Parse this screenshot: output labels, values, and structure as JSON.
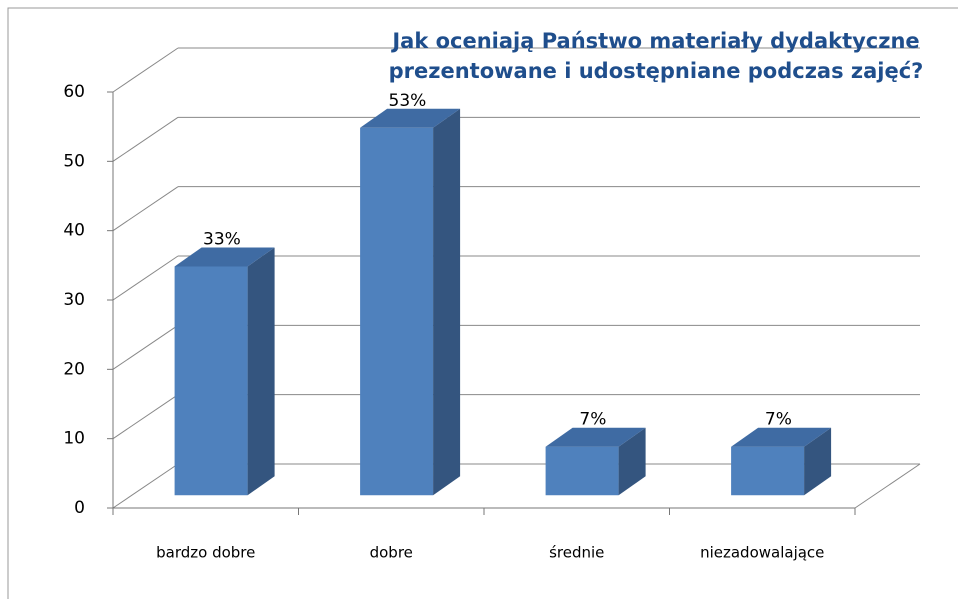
{
  "chart_data": {
    "type": "bar3d",
    "title": "Jak oceniają Państwo materiały dydaktyczne prezentowane i udostępniane podczas zajęć?",
    "categories": [
      "bardzo dobre",
      "dobre",
      "średnie",
      "niezadowalające"
    ],
    "values": [
      33,
      53,
      7,
      7
    ],
    "value_labels": [
      "33%",
      "53%",
      "7%",
      "7%"
    ],
    "color": "#4f81bd",
    "ylim": [
      0,
      60
    ],
    "yticks": [
      0,
      10,
      20,
      30,
      40,
      50,
      60
    ],
    "grid": true
  }
}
☆ ☆ ☆
_EXERCISE:_ Filter the data for the string "values" and copy every line that has it.

_ANSWER TO THIS TASK:_
Parse this screenshot: output labels, values, and structure as JSON.
    "values": [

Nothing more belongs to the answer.